• [EXERCISE DETAILS]: Extract each record and reproduce it exactly.
__________________________________________________
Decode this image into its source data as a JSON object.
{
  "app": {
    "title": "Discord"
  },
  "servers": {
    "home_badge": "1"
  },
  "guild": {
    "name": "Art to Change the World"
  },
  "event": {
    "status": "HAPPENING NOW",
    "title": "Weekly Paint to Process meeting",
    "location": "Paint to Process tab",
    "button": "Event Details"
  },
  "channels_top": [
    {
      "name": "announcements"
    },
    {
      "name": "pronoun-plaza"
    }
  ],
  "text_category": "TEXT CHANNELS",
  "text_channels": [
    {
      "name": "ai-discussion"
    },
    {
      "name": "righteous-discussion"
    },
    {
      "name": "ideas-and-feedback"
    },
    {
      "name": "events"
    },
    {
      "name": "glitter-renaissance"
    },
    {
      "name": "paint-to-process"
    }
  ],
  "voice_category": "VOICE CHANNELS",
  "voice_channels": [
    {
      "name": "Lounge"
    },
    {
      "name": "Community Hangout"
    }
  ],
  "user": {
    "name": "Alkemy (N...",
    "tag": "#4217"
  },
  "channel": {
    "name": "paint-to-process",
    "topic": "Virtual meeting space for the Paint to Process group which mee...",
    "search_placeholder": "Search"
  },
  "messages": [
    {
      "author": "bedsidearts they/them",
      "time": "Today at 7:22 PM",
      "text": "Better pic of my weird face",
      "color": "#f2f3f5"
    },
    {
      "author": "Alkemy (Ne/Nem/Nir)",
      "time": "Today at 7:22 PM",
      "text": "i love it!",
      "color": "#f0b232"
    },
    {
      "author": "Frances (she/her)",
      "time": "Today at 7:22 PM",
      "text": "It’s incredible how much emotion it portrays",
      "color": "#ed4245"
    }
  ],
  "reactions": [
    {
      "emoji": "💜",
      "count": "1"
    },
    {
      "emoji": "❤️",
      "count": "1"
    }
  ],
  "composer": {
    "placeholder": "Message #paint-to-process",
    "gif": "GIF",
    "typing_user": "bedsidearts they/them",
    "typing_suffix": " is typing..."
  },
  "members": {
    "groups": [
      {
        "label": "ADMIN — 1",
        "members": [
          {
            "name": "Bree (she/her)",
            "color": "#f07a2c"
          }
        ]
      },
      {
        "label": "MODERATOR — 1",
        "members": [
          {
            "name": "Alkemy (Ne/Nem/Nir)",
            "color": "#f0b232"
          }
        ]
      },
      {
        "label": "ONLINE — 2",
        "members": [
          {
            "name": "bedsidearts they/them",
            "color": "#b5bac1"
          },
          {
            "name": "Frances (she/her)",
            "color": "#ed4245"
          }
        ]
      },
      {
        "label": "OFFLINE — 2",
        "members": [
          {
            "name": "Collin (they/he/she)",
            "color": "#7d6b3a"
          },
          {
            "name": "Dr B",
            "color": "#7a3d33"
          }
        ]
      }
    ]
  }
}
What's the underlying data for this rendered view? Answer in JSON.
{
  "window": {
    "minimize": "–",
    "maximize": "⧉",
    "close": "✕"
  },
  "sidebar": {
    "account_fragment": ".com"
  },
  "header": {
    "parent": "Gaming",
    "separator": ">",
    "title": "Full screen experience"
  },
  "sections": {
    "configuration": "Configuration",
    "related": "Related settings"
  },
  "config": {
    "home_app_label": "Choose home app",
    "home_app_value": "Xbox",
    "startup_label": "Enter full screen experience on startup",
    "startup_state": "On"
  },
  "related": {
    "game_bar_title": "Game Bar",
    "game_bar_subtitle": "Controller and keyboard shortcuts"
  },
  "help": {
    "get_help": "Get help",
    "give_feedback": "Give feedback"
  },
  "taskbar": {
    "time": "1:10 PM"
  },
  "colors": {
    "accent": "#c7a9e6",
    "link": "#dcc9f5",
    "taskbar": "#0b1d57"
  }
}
__________________________________________________
• [ANSWER TO THE EXERCISE]:
Decode this image into its source data as a JSON object.
{
  "app": {
    "title": "Discord"
  },
  "servers": {
    "home_badge": "1"
  },
  "guild": {
    "name": "Art to Change the World"
  },
  "event": {
    "status": "HAPPENING NOW",
    "title": "Weekly Paint to Process meeting",
    "location": "Paint to Process tab",
    "button": "Event Details"
  },
  "channels_top": [
    {
      "name": "announcements"
    },
    {
      "name": "pronoun-plaza"
    }
  ],
  "text_category": "TEXT CHANNELS",
  "text_channels": [
    {
      "name": "ai-discussion"
    },
    {
      "name": "righteous-discussion"
    },
    {
      "name": "ideas-and-feedback"
    },
    {
      "name": "events"
    },
    {
      "name": "glitter-renaissance"
    },
    {
      "name": "paint-to-process"
    }
  ],
  "voice_category": "VOICE CHANNELS",
  "voice_channels": [
    {
      "name": "Lounge"
    },
    {
      "name": "Community Hangout"
    }
  ],
  "user": {
    "name": "Alkemy (N...",
    "tag": "#4217"
  },
  "channel": {
    "name": "paint-to-process",
    "topic": "Virtual meeting space for the Paint to Process group which mee...",
    "search_placeholder": "Search"
  },
  "messages": [
    {
      "author": "bedsidearts they/them",
      "time": "Today at 7:22 PM",
      "text": "Better pic of my weird face",
      "color": "#f2f3f5"
    },
    {
      "author": "Alkemy (Ne/Nem/Nir)",
      "time": "Today at 7:22 PM",
      "text": "i love it!",
      "color": "#f0b232"
    },
    {
      "author": "Frances (she/her)",
      "time": "Today at 7:22 PM",
      "text": "It’s incredible how much emotion it portrays",
      "color": "#ed4245"
    }
  ],
  "reactions": [
    {
      "emoji": "💜",
      "count": "1"
    },
    {
      "emoji": "❤️",
      "count": "1"
    }
  ],
  "composer": {
    "placeholder": "Message #paint-to-process",
    "gif": "GIF",
    "typing_user": "bedsidearts they/them",
    "typing_suffix": " is typing..."
  },
  "members": {
    "groups": [
      {
        "label": "ADMIN — 1",
        "members": [
          {
            "name": "Bree (she/her)",
            "color": "#f07a2c"
          }
        ]
      },
      {
        "label": "MODERATOR — 1",
        "members": [
          {
            "name": "Alkemy (Ne/Nem/Nir)",
            "color": "#f0b232"
          }
        ]
      },
      {
        "label": "ONLINE — 2",
        "members": [
          {
            "name": "bedsidearts they/them",
            "color": "#b5bac1"
          },
          {
            "name": "Frances (she/her)",
            "color": "#ed4245"
          }
        ]
      },
      {
        "label": "OFFLINE — 2",
        "members": [
          {
            "name": "Collin (they/he/she)",
            "color": "#7d6b3a"
          },
          {
            "name": "Dr B",
            "color": "#7a3d33"
          }
        ]
      }
    ]
  }
}
What's the underlying data for this rendered view? Answer in JSON.
{
  "window": {
    "minimize": "–",
    "maximize": "⧉",
    "close": "✕"
  },
  "sidebar": {
    "account_fragment": ".com"
  },
  "header": {
    "parent": "Gaming",
    "separator": ">",
    "title": "Full screen experience"
  },
  "sections": {
    "configuration": "Configuration",
    "related": "Related settings"
  },
  "config": {
    "home_app_label": "Choose home app",
    "home_app_value": "Xbox",
    "startup_label": "Enter full screen experience on startup",
    "startup_state": "On"
  },
  "related": {
    "game_bar_title": "Game Bar",
    "game_bar_subtitle": "Controller and keyboard shortcuts"
  },
  "help": {
    "get_help": "Get help",
    "give_feedback": "Give feedback"
  },
  "taskbar": {
    "time": "1:10 PM"
  },
  "colors": {
    "accent": "#c7a9e6",
    "link": "#dcc9f5",
    "taskbar": "#0b1d57"
  }
}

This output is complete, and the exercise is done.